● **Problem details**: Reproduce the Kauaʻi County workforce passage that follows in its entirety, word for word.
======== Reading text
How does the number of young people projected to enter Kauaʻi County’s workforce compare with the number of living-wage job openings available between 2022 and 2032?

Workforce Understory Episode: Season 1, Episode 1 — The Geography of Opportunity
Geography: Kauaʻi County
Topic: Living-wage opportunity, projected job growth, and job quality

 

The takeaway

Kauaʻi County is projected to have 9,269 young people enter its workforce between 2022 and 2032.

During the same period, the county is projected to generate approximately 2,700 living-wage job openings—enough to provide a corresponding opportunity for only about 29% of its projected workforce entrants.

That is the lowest coverage rate among Hawaiʻi’s counties and leaves a gap equivalent to approximately 6,569 young people.

Fewer than one in three projected workforce entrants on Kauaʻi may have a living-wage job available to them.

What this visualization shows

This visualization compares the number of young people projected to enter Kauaʻi County’s workforce with the number of job openings expected to meet or exceed the county’s living-wage threshold.
================
======== Material
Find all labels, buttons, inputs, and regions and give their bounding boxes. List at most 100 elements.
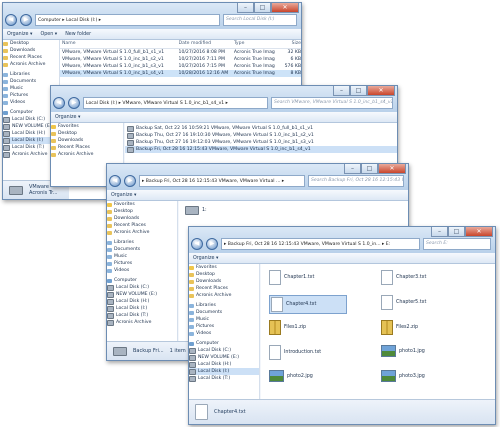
================
● **Finished answer**:
How does the number of young people projected to enter Kauaʻi County’s workforce compare with the number of living-wage job openings available between 2022 and 2032?

Workforce Understory Episode: Season 1, Episode 1 — The Geography of Opportunity
Geography: Kauaʻi County
Topic: Living-wage opportunity, projected job growth, and job quality

 

The takeaway

Kauaʻi County is projected to have 9,269 young people enter its workforce between 2022 and 2032.

During the same period, the county is projected to generate approximately 2,700 living-wage job openings—enough to provide a corresponding opportunity for only about 29% of its projected workforce entrants.

That is the lowest coverage rate among Hawaiʻi’s counties and leaves a gap equivalent to approximately 6,569 young people.

Fewer than one in three projected workforce entrants on Kauaʻi may have a living-wage job available to them.

What this visualization shows

This visualization compares the number of young people projected to enter Kauaʻi County’s workforce with the number of job openings expected to meet or exceed the county’s living-wage threshold.